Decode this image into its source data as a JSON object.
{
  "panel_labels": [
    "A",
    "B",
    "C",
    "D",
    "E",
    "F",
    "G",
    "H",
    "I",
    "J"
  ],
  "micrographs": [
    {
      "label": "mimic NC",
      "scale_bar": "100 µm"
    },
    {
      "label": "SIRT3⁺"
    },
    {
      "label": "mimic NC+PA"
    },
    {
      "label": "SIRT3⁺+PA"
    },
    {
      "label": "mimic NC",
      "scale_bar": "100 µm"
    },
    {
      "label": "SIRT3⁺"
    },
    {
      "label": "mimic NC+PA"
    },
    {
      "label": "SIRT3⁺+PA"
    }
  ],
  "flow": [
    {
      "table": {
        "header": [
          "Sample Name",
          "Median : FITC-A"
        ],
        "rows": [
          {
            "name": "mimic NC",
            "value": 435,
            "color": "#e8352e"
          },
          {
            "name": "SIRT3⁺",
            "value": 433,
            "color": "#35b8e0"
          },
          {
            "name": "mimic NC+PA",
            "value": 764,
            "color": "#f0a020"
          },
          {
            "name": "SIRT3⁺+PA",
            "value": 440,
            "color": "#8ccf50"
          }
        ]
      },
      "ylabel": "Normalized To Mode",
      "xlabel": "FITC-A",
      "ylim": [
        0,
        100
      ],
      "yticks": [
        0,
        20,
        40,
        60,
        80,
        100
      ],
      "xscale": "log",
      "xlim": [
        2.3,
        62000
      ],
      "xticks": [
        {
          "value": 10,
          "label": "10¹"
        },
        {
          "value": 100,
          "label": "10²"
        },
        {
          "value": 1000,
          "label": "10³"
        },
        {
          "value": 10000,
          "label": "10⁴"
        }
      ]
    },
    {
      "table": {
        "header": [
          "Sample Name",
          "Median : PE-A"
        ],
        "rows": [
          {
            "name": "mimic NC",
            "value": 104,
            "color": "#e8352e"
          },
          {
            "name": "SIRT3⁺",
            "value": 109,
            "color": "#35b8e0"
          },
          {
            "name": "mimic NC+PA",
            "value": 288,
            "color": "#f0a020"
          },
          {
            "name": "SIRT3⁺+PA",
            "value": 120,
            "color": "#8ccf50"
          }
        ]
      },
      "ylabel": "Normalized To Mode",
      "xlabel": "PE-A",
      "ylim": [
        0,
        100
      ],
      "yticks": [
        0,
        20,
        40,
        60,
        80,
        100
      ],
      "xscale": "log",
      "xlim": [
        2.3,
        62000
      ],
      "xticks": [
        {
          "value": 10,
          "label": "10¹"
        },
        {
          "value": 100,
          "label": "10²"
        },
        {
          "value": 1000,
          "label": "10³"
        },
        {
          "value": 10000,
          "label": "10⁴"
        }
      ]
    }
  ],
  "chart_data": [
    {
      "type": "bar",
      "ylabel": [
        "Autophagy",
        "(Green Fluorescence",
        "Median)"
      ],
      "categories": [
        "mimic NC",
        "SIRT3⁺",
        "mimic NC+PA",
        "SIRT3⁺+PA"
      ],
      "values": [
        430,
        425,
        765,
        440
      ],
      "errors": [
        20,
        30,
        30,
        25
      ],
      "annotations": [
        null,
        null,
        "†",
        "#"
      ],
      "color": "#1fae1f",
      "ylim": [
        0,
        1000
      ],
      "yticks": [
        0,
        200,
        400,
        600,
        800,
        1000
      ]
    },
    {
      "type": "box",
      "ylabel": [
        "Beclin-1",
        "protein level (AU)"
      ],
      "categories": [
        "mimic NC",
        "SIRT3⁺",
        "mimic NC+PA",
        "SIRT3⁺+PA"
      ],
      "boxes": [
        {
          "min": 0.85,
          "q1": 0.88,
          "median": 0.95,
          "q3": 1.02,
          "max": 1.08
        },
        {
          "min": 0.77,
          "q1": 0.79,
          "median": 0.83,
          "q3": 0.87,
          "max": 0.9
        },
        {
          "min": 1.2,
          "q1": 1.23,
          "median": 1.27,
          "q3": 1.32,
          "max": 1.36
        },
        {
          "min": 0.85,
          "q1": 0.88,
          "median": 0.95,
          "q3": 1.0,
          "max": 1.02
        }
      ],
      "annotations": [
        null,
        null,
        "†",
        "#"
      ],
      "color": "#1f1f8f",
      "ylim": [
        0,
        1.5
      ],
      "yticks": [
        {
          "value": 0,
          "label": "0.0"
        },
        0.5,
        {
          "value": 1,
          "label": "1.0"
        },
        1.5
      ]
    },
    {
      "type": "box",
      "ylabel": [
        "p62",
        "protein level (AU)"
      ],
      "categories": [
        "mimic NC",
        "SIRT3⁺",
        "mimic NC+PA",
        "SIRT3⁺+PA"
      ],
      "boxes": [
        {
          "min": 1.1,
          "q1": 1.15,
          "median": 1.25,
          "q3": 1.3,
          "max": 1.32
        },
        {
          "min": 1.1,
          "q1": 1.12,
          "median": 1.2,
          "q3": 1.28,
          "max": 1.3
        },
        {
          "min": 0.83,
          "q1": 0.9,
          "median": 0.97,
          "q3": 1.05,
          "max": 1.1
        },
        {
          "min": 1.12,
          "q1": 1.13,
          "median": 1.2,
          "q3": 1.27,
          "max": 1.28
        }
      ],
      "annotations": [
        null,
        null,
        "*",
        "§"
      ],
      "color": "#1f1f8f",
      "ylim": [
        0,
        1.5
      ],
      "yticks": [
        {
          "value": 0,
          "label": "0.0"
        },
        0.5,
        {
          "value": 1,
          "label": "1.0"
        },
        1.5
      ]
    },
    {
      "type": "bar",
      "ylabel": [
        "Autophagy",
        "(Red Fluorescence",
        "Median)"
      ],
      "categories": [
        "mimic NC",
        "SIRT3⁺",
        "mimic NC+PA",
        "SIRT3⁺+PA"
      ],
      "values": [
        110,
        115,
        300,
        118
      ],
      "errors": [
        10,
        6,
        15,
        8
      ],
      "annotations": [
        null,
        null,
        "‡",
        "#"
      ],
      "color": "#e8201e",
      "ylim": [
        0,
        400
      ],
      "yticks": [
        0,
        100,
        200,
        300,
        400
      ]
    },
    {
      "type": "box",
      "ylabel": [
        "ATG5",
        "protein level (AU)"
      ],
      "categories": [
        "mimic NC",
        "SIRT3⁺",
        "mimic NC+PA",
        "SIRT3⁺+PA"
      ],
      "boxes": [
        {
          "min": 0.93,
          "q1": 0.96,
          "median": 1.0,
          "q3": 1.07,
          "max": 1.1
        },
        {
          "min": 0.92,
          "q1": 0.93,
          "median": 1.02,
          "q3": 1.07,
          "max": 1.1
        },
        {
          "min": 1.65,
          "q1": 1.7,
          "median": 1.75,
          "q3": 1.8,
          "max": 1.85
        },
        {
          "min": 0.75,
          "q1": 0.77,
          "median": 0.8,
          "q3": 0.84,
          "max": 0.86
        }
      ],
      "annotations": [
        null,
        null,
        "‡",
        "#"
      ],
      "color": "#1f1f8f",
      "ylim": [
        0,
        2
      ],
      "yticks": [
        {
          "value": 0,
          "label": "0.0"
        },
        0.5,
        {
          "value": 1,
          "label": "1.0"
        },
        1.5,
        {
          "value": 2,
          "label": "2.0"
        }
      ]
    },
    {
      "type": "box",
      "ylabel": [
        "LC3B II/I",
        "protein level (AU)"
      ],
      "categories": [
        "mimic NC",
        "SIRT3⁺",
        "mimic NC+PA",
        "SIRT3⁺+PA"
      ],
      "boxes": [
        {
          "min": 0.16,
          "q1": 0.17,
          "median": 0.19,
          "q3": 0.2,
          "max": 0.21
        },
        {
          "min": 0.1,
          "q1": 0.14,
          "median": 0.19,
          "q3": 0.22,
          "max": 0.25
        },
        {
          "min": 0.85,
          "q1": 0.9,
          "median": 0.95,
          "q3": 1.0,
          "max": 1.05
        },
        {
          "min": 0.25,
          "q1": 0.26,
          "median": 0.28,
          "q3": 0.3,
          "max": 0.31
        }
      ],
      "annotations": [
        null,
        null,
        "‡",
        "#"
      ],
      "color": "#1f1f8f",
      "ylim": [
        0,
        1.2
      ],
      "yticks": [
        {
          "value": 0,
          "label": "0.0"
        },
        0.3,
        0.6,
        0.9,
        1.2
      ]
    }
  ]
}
---------------
Wherever a line in the records contains the word "Fluorescence", copy that line.

> _Task answer_:
        "(Green Fluorescence",
        "(Red Fluorescence",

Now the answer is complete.